RECORDS SHOWN:
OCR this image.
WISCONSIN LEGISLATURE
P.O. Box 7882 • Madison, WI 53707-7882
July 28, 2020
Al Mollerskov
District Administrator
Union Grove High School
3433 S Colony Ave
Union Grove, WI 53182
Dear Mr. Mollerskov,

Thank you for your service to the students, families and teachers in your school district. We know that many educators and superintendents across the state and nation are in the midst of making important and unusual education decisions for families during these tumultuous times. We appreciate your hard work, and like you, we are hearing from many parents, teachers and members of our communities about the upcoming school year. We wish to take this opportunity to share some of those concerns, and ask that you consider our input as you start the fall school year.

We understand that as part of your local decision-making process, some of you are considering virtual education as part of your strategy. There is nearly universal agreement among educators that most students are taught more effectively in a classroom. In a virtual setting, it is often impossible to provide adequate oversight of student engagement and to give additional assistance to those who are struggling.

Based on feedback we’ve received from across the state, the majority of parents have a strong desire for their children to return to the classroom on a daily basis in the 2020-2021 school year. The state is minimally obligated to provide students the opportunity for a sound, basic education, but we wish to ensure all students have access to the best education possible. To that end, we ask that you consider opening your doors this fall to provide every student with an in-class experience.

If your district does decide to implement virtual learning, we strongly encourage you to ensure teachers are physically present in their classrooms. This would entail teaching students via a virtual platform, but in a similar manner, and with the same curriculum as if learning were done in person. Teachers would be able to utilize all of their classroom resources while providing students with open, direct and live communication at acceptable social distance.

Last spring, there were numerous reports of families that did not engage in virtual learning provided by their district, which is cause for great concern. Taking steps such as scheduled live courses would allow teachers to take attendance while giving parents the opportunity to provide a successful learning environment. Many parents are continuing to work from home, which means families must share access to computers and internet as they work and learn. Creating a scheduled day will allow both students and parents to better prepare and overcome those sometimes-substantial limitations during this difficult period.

EXERCISE BRIEF:
Filter the data for the string "Grove" and copy every line that has it.

FULL RESPONSE:
Union Grove High School
Union Grove, WI 53182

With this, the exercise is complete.